Work to complete: Your task is to tally the lines of the listing containing the word "不支持任何以极限化" and report the figure alone.

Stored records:
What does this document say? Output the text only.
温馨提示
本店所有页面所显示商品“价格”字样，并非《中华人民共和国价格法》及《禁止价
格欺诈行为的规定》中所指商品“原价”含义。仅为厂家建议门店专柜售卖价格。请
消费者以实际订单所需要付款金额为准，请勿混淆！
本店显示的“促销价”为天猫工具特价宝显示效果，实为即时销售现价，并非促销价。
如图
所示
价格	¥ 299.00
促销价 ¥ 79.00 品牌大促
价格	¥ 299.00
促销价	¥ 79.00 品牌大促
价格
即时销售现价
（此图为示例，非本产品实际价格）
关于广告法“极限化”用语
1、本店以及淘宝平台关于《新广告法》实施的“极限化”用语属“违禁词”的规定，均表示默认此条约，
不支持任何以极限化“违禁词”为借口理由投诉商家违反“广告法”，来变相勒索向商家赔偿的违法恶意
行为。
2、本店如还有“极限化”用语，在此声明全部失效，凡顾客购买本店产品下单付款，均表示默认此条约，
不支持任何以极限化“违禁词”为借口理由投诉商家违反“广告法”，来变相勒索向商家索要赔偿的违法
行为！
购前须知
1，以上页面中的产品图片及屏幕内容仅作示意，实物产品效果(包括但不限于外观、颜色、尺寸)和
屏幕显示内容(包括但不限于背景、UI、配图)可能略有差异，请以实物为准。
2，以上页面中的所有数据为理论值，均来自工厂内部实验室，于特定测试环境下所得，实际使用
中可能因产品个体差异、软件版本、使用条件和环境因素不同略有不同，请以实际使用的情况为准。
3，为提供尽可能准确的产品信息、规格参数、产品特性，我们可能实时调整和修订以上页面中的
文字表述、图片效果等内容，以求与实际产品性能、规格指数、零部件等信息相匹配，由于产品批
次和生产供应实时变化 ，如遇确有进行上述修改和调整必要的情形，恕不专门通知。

Expected output: 2